THE REQUEST →
Omit all pictures. Copy the rest of the material exactly.

====================

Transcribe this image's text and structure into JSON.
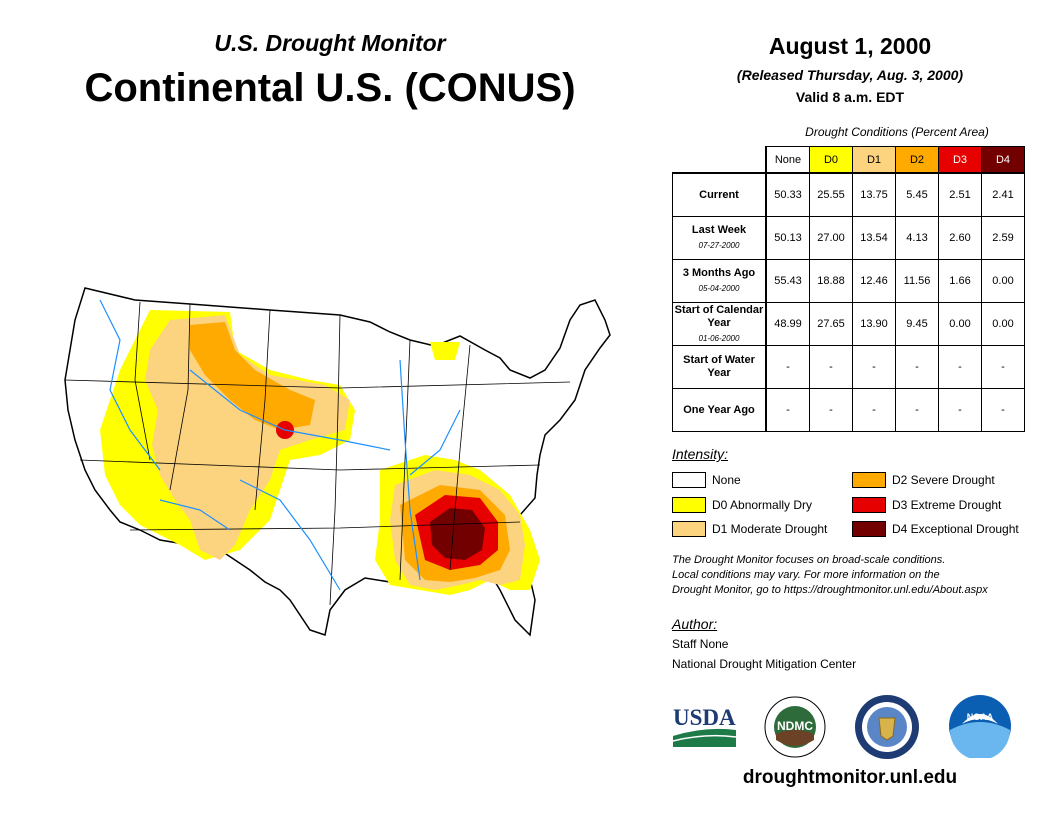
{
  "header": {
    "subtitle": "U.S. Drought Monitor",
    "title": "Continental U.S. (CONUS)",
    "date": "August 1, 2000",
    "released": "(Released Thursday, Aug. 3, 2000)",
    "valid": "Valid 8 a.m. EDT"
  },
  "conditions": {
    "caption": "Drought Conditions (Percent Area)",
    "columns": [
      {
        "label": "None",
        "color": "#ffffff"
      },
      {
        "label": "D0",
        "color": "#ffff00"
      },
      {
        "label": "D1",
        "color": "#fcd37f"
      },
      {
        "label": "D2",
        "color": "#ffaa00"
      },
      {
        "label": "D3",
        "color": "#e60000"
      },
      {
        "label": "D4",
        "color": "#730000"
      }
    ],
    "rows": [
      {
        "label": "Current",
        "date": "",
        "values": [
          "50.33",
          "25.55",
          "13.75",
          "5.45",
          "2.51",
          "2.41"
        ]
      },
      {
        "label": "Last Week",
        "date": "07-27-2000",
        "values": [
          "50.13",
          "27.00",
          "13.54",
          "4.13",
          "2.60",
          "2.59"
        ]
      },
      {
        "label": "3 Months Ago",
        "date": "05-04-2000",
        "values": [
          "55.43",
          "18.88",
          "12.46",
          "11.56",
          "1.66",
          "0.00"
        ]
      },
      {
        "label": "Start of Calendar Year",
        "date": "01-06-2000",
        "values": [
          "48.99",
          "27.65",
          "13.90",
          "9.45",
          "0.00",
          "0.00"
        ]
      },
      {
        "label": "Start of Water Year",
        "date": "",
        "values": [
          "-",
          "-",
          "-",
          "-",
          "-",
          "-"
        ]
      },
      {
        "label": "One Year Ago",
        "date": "",
        "values": [
          "-",
          "-",
          "-",
          "-",
          "-",
          "-"
        ]
      }
    ]
  },
  "legend": {
    "title": "Intensity:",
    "items": [
      {
        "label": "None",
        "color": "#ffffff"
      },
      {
        "label": "D0 Abnormally Dry",
        "color": "#ffff00"
      },
      {
        "label": "D1 Moderate Drought",
        "color": "#fcd37f"
      },
      {
        "label": "D2 Severe Drought",
        "color": "#ffaa00"
      },
      {
        "label": "D3 Extreme Drought",
        "color": "#e60000"
      },
      {
        "label": "D4 Exceptional Drought",
        "color": "#730000"
      }
    ]
  },
  "note": {
    "line1": "The Drought Monitor focuses on broad-scale conditions.",
    "line2": "Local conditions may vary. For more information on the",
    "line3": "Drought Monitor, go to https://droughtmonitor.unl.edu/About.aspx"
  },
  "author": {
    "title": "Author:",
    "name": "Staff None",
    "org": "National Drought Mitigation Center"
  },
  "logos": {
    "usda": "USDA",
    "ndmc": "NDMC",
    "noaa": "NOAA"
  },
  "footer": {
    "url": "droughtmonitor.unl.edu"
  }
}
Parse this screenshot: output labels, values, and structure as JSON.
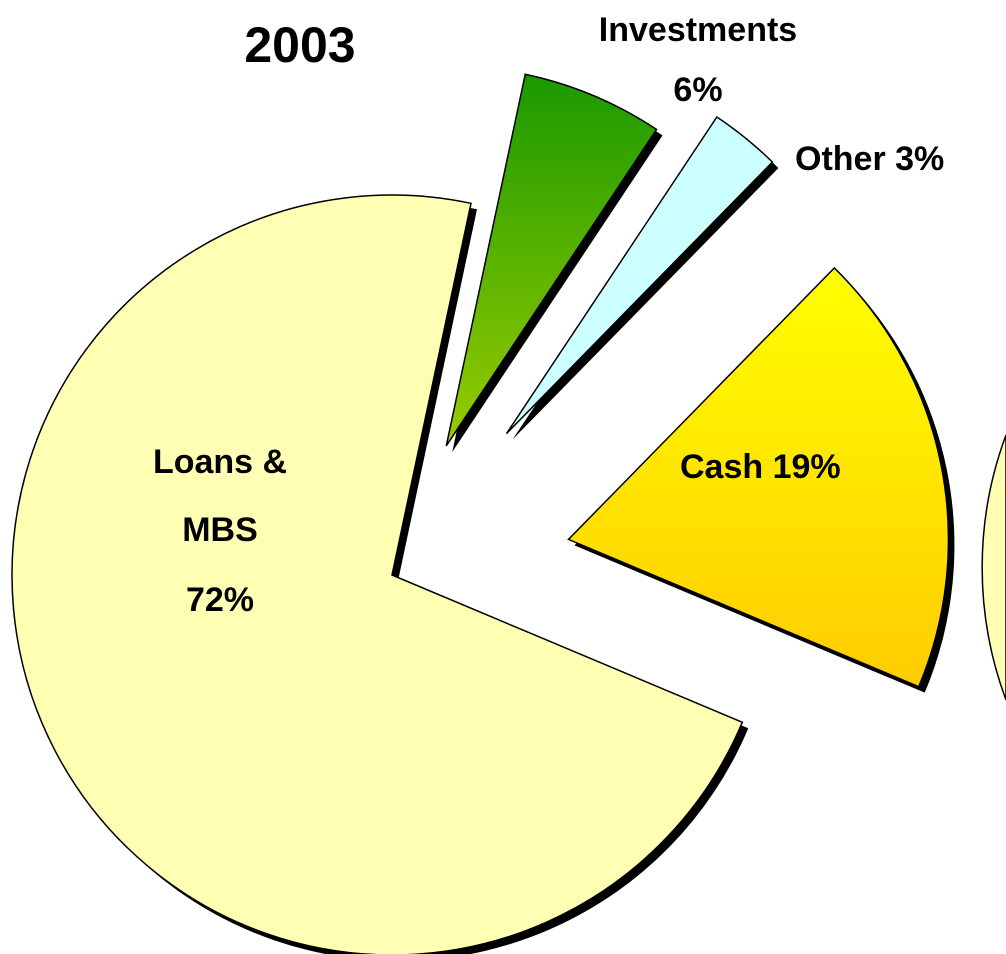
{
  "chart_data": {
    "type": "pie",
    "title": "2003",
    "categories": [
      "Loans & MBS",
      "Cash",
      "Other",
      "Investments"
    ],
    "values": [
      72,
      19,
      3,
      6
    ],
    "value_labels": [
      "72%",
      "19%",
      "3%",
      "6%"
    ],
    "colors": [
      "#ffffb3",
      "#ffd700",
      "#ccffff",
      "#4aa800"
    ]
  }
}
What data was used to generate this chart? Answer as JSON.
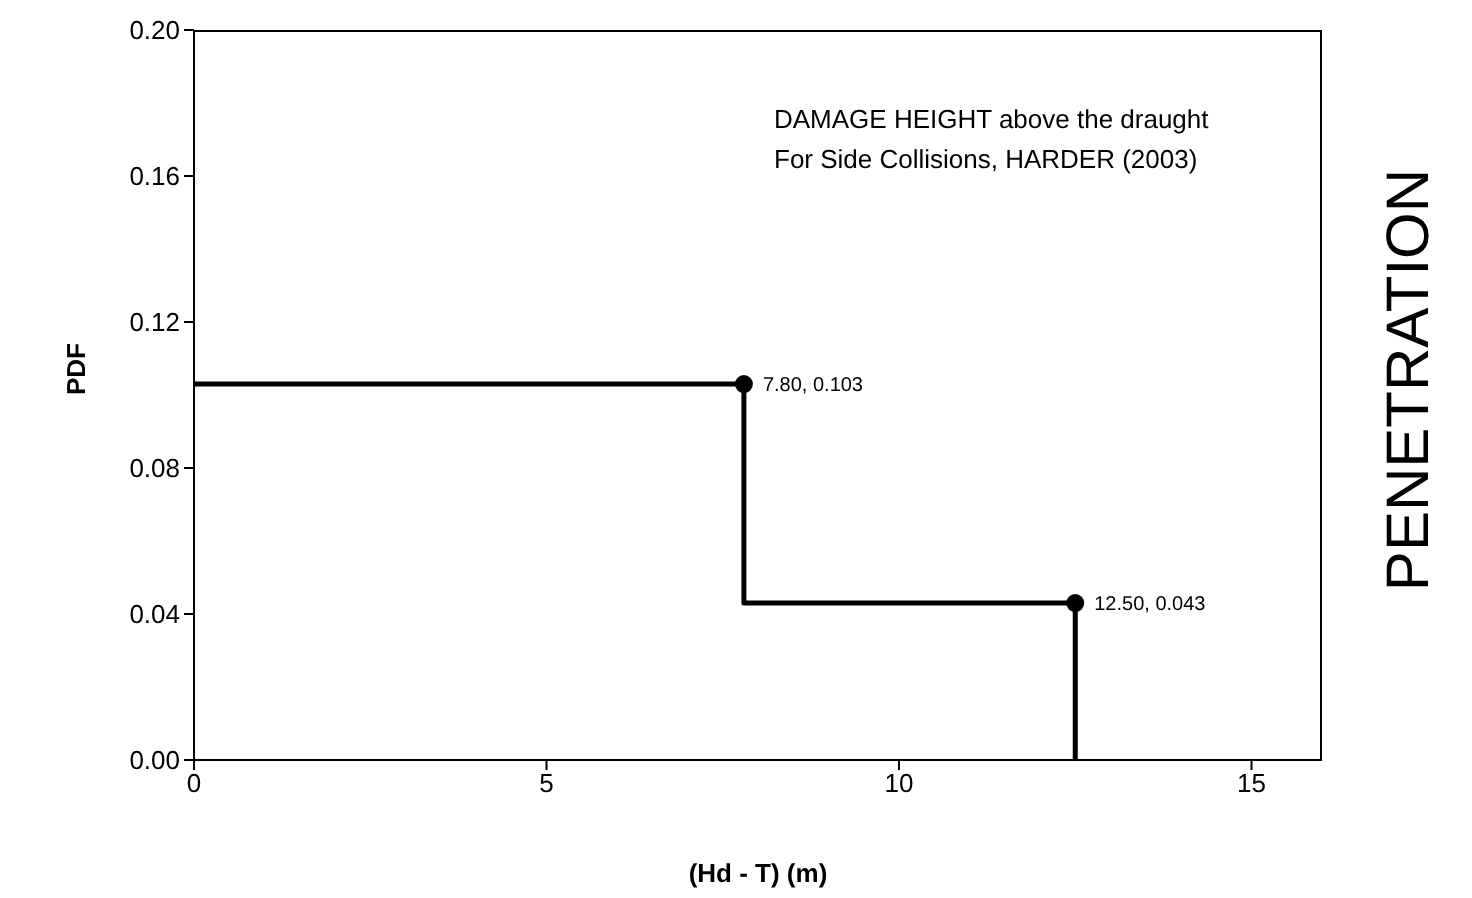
{
  "chart_data": {
    "type": "step",
    "xlabel": "(Hd - T) (m)",
    "ylabel": "PDF",
    "annotations": [
      "DAMAGE HEIGHT above the draught",
      "For Side Collisions, HARDER (2003)",
      "PENETRATION"
    ],
    "xlim": [
      0,
      16
    ],
    "xticks": [
      0,
      5,
      10,
      15
    ],
    "ylim": [
      0,
      0.2
    ],
    "yticks": [
      {
        "value": 0,
        "label": "0.00"
      },
      {
        "value": 0.04,
        "label": "0.04"
      },
      {
        "value": 0.08,
        "label": "0.08"
      },
      {
        "value": 0.12,
        "label": "0.12"
      },
      {
        "value": 0.16,
        "label": "0.16"
      },
      {
        "value": 0.2,
        "label": "0.20"
      }
    ],
    "grid": false,
    "legend": false,
    "series": [
      {
        "color": "#000000",
        "x": [
          0,
          7.8,
          12.5,
          12.5
        ],
        "values": [
          0.103,
          0.103,
          0.043,
          0
        ]
      },
      {
        "type": "scatter",
        "color": "#000000",
        "marker": "circle",
        "x": [
          7.8,
          12.5
        ],
        "values": [
          0.103,
          0.043
        ],
        "value_labels": [
          "7.80, 0.103",
          "12.50, 0.043"
        ]
      }
    ]
  }
}
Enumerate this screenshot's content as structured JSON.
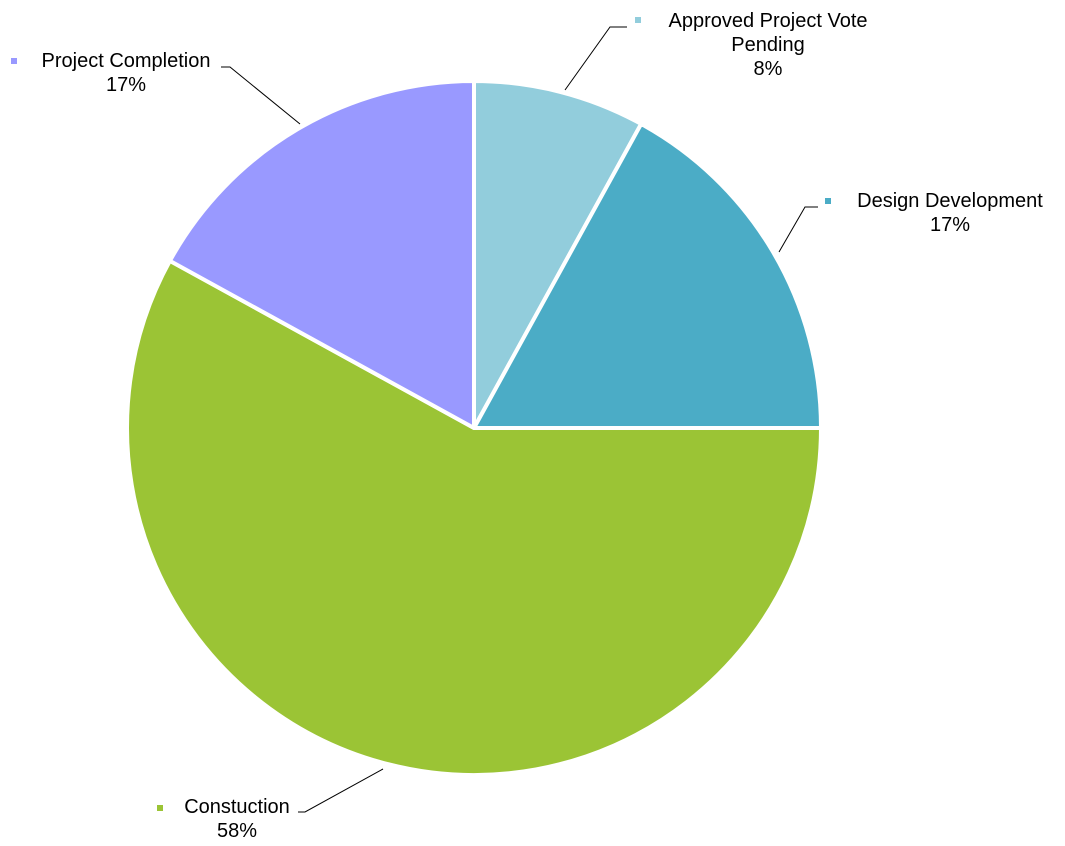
{
  "chart_data": {
    "type": "pie",
    "title": "",
    "slices": [
      {
        "name": "Approved Project Vote Pending",
        "label_lines": [
          "Approved Project Vote",
          "Pending"
        ],
        "value": 8,
        "percent_label": "8%",
        "color": "#92CDDC"
      },
      {
        "name": "Design Development",
        "label_lines": [
          "Design Development"
        ],
        "value": 17,
        "percent_label": "17%",
        "color": "#4BACC6"
      },
      {
        "name": "Constuction",
        "label_lines": [
          "Constuction"
        ],
        "value": 58,
        "percent_label": "58%",
        "color": "#9BC435"
      },
      {
        "name": "Project Completion",
        "label_lines": [
          "Project Completion"
        ],
        "value": 17,
        "percent_label": "17%",
        "color": "#9999FF"
      }
    ],
    "start_angle": "12 o'clock",
    "direction": "clockwise",
    "legend": "none",
    "data_labels": "outside with leader lines"
  }
}
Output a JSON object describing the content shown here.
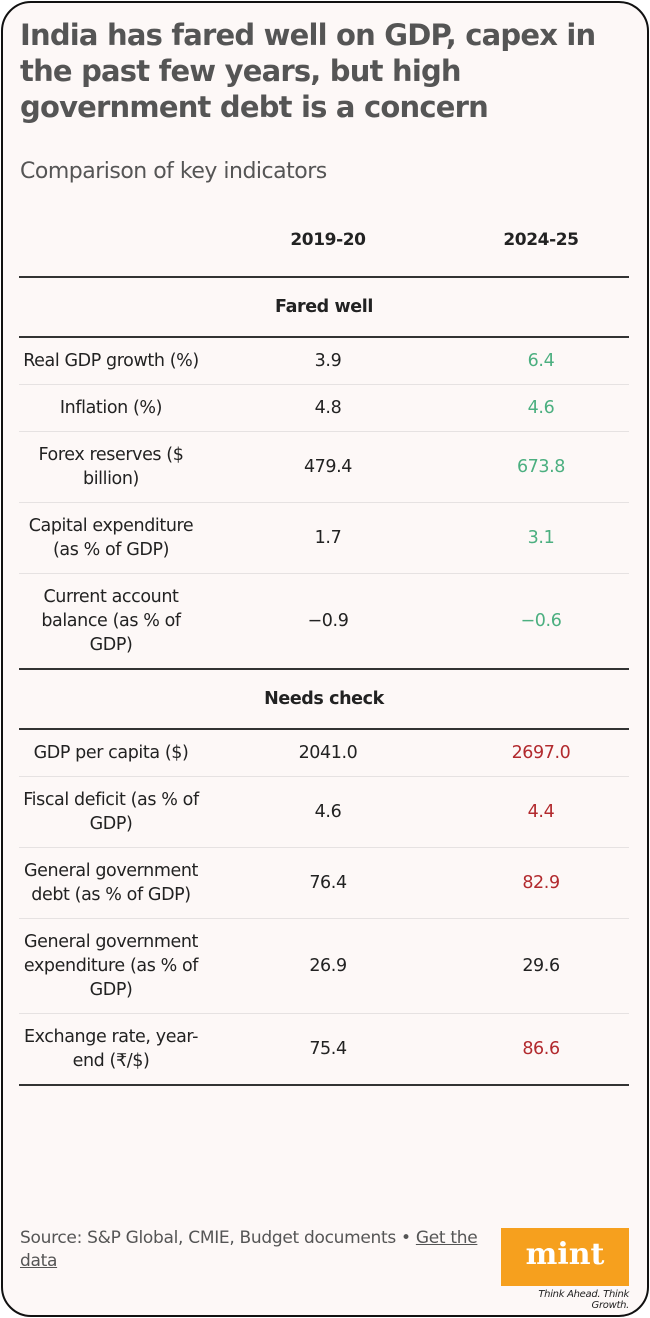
{
  "title": "India has fared well on GDP, capex in the past few years, but high government debt is a concern",
  "subtitle": "Comparison of key indicators",
  "colors": {
    "improved": "#4caf80",
    "worsened": "#b22a2e",
    "logo": "#f6a01e"
  },
  "chart_data": {
    "type": "table",
    "columns": [
      "",
      "2019-20",
      "2024-25"
    ],
    "sections": [
      {
        "name": "Fared well",
        "rows": [
          {
            "label": "Real GDP growth (%)",
            "v2019": "3.9",
            "v2024": "6.4",
            "status": "good"
          },
          {
            "label": "Inflation (%)",
            "v2019": "4.8",
            "v2024": "4.6",
            "status": "good"
          },
          {
            "label": "Forex reserves ($ billion)",
            "v2019": "479.4",
            "v2024": "673.8",
            "status": "good"
          },
          {
            "label": "Capital expenditure (as % of GDP)",
            "v2019": "1.7",
            "v2024": "3.1",
            "status": "good"
          },
          {
            "label": "Current account balance (as % of GDP)",
            "v2019": "−0.9",
            "v2024": "−0.6",
            "status": "good"
          }
        ]
      },
      {
        "name": "Needs check",
        "rows": [
          {
            "label": "GDP per capita ($)",
            "v2019": "2041.0",
            "v2024": "2697.0",
            "status": "bad"
          },
          {
            "label": "Fiscal deficit (as % of GDP)",
            "v2019": "4.6",
            "v2024": "4.4",
            "status": "bad"
          },
          {
            "label": "General government debt (as % of GDP)",
            "v2019": "76.4",
            "v2024": "82.9",
            "status": "bad"
          },
          {
            "label": "General government expenditure (as % of GDP)",
            "v2019": "26.9",
            "v2024": "29.6",
            "status": "neutral"
          },
          {
            "label": "Exchange rate, year-end (₹/$)",
            "v2019": "75.4",
            "v2024": "86.6",
            "status": "bad"
          }
        ]
      }
    ]
  },
  "footer": {
    "source": "Source: S&P Global, CMIE, Budget documents • ",
    "link": "Get the data",
    "logo": "mint",
    "tagline": "Think Ahead. Think Growth."
  }
}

====================

SOLVED PROBLEM →
Transcribe this image's text and structure into JSON.
{
  "header": {
    "subtitle": "U.S. Drought Monitor",
    "title": "Continental U.S. (CONUS)",
    "date": "August 1, 2000",
    "released": "(Released Thursday, Aug. 3, 2000)",
    "valid": "Valid 8 a.m. EDT"
  },
  "conditions": {
    "caption": "Drought Conditions (Percent Area)",
    "columns": [
      {
        "label": "None",
        "color": "#ffffff"
      },
      {
        "label": "D0",
        "color": "#ffff00"
      },
      {
        "label": "D1",
        "color": "#fcd37f"
      },
      {
        "label": "D2",
        "color": "#ffaa00"
      },
      {
        "label": "D3",
        "color": "#e60000"
      },
      {
        "label": "D4",
        "color": "#730000"
      }
    ],
    "rows": [
      {
        "label": "Current",
        "date": "",
        "values": [
          "50.33",
          "25.55",
          "13.75",
          "5.45",
          "2.51",
          "2.41"
        ]
      },
      {
        "label": "Last Week",
        "date": "07-27-2000",
        "values": [
          "50.13",
          "27.00",
          "13.54",
          "4.13",
          "2.60",
          "2.59"
        ]
      },
      {
        "label": "3 Months Ago",
        "date": "05-04-2000",
        "values": [
          "55.43",
          "18.88",
          "12.46",
          "11.56",
          "1.66",
          "0.00"
        ]
      },
      {
        "label": "Start of Calendar Year",
        "date": "01-06-2000",
        "values": [
          "48.99",
          "27.65",
          "13.90",
          "9.45",
          "0.00",
          "0.00"
        ]
      },
      {
        "label": "Start of Water Year",
        "date": "",
        "values": [
          "-",
          "-",
          "-",
          "-",
          "-",
          "-"
        ]
      },
      {
        "label": "One Year Ago",
        "date": "",
        "values": [
          "-",
          "-",
          "-",
          "-",
          "-",
          "-"
        ]
      }
    ]
  },
  "legend": {
    "title": "Intensity:",
    "items": [
      {
        "label": "None",
        "color": "#ffffff"
      },
      {
        "label": "D0 Abnormally Dry",
        "color": "#ffff00"
      },
      {
        "label": "D1 Moderate Drought",
        "color": "#fcd37f"
      },
      {
        "label": "D2 Severe Drought",
        "color": "#ffaa00"
      },
      {
        "label": "D3 Extreme Drought",
        "color": "#e60000"
      },
      {
        "label": "D4 Exceptional Drought",
        "color": "#730000"
      }
    ]
  },
  "note": {
    "line1": "The Drought Monitor focuses on broad-scale conditions.",
    "line2": "Local conditions may vary. For more information on the",
    "line3": "Drought Monitor, go to https://droughtmonitor.unl.edu/About.aspx"
  },
  "author": {
    "title": "Author:",
    "name": "Staff None",
    "org": "National Drought Mitigation Center"
  },
  "logos": {
    "usda": "USDA",
    "ndmc": "NDMC",
    "noaa": "NOAA"
  },
  "footer": {
    "url": "droughtmonitor.unl.edu"
  }
}
Parse this screenshot: output labels, values, and structure as JSON.
{
  "chart_data": {
    "type": "pie",
    "title": "2003",
    "categories": [
      "Loans & MBS",
      "Cash",
      "Other",
      "Investments"
    ],
    "values": [
      72,
      19,
      3,
      6
    ],
    "value_labels": [
      "72%",
      "19%",
      "3%",
      "6%"
    ],
    "colors": [
      "#ffffb3",
      "#ffd700",
      "#ccffff",
      "#4aa800"
    ]
  }
}
What data was used to generate this chart? Answer as JSON.
{
  "chart_data": {
    "type": "step",
    "xlabel": "(Hd - T) (m)",
    "ylabel": "PDF",
    "annotations": [
      "DAMAGE HEIGHT above the draught",
      "For Side Collisions, HARDER (2003)",
      "PENETRATION"
    ],
    "xlim": [
      0,
      16
    ],
    "xticks": [
      0,
      5,
      10,
      15
    ],
    "ylim": [
      0,
      0.2
    ],
    "yticks": [
      {
        "value": 0,
        "label": "0.00"
      },
      {
        "value": 0.04,
        "label": "0.04"
      },
      {
        "value": 0.08,
        "label": "0.08"
      },
      {
        "value": 0.12,
        "label": "0.12"
      },
      {
        "value": 0.16,
        "label": "0.16"
      },
      {
        "value": 0.2,
        "label": "0.20"
      }
    ],
    "grid": false,
    "legend": false,
    "series": [
      {
        "color": "#000000",
        "x": [
          0,
          7.8,
          12.5,
          12.5
        ],
        "values": [
          0.103,
          0.103,
          0.043,
          0
        ]
      },
      {
        "type": "scatter",
        "color": "#000000",
        "marker": "circle",
        "x": [
          7.8,
          12.5
        ],
        "values": [
          0.103,
          0.043
        ],
        "value_labels": [
          "7.80, 0.103",
          "12.50, 0.043"
        ]
      }
    ]
  }
}
Enumerate this screenshot's content as structured JSON.
{
  "chart_data": {
    "type": "pie",
    "title": "",
    "slices": [
      {
        "name": "Approved Project Vote Pending",
        "label_lines": [
          "Approved Project Vote",
          "Pending"
        ],
        "value": 8,
        "percent_label": "8%",
        "color": "#92CDDC"
      },
      {
        "name": "Design Development",
        "label_lines": [
          "Design Development"
        ],
        "value": 17,
        "percent_label": "17%",
        "color": "#4BACC6"
      },
      {
        "name": "Constuction",
        "label_lines": [
          "Constuction"
        ],
        "value": 58,
        "percent_label": "58%",
        "color": "#9BC435"
      },
      {
        "name": "Project Completion",
        "label_lines": [
          "Project Completion"
        ],
        "value": 17,
        "percent_label": "17%",
        "color": "#9999FF"
      }
    ],
    "start_angle": "12 o'clock",
    "direction": "clockwise",
    "legend": "none",
    "data_labels": "outside with leader lines"
  }
}
Output a JSON object describing the content shown here.
{
  "title": "India has fared well on GDP, capex in the past few years, but high government debt is a concern",
  "subtitle": "Comparison of key indicators",
  "colors": {
    "improved": "#4caf80",
    "worsened": "#b22a2e",
    "logo": "#f6a01e"
  },
  "chart_data": {
    "type": "table",
    "columns": [
      "",
      "2019-20",
      "2024-25"
    ],
    "sections": [
      {
        "name": "Fared well",
        "rows": [
          {
            "label": "Real GDP growth (%)",
            "v2019": "3.9",
            "v2024": "6.4",
            "status": "good"
          },
          {
            "label": "Inflation (%)",
            "v2019": "4.8",
            "v2024": "4.6",
            "status": "good"
          },
          {
            "label": "Forex reserves ($ billion)",
            "v2019": "479.4",
            "v2024": "673.8",
            "status": "good"
          },
          {
            "label": "Capital expenditure (as % of GDP)",
            "v2019": "1.7",
            "v2024": "3.1",
            "status": "good"
          },
          {
            "label": "Current account balance (as % of GDP)",
            "v2019": "−0.9",
            "v2024": "−0.6",
            "status": "good"
          }
        ]
      },
      {
        "name": "Needs check",
        "rows": [
          {
            "label": "GDP per capita ($)",
            "v2019": "2041.0",
            "v2024": "2697.0",
            "status": "bad"
          },
          {
            "label": "Fiscal deficit (as % of GDP)",
            "v2019": "4.6",
            "v2024": "4.4",
            "status": "bad"
          },
          {
            "label": "General government debt (as % of GDP)",
            "v2019": "76.4",
            "v2024": "82.9",
            "status": "bad"
          },
          {
            "label": "General government expenditure (as % of GDP)",
            "v2019": "26.9",
            "v2024": "29.6",
            "status": "neutral"
          },
          {
            "label": "Exchange rate, year-end (₹/$)",
            "v2019": "75.4",
            "v2024": "86.6",
            "status": "bad"
          }
        ]
      }
    ]
  },
  "footer": {
    "source": "Source: S&P Global, CMIE, Budget documents • ",
    "link": "Get the data",
    "logo": "mint",
    "tagline": "Think Ahead. Think Growth."
  }
}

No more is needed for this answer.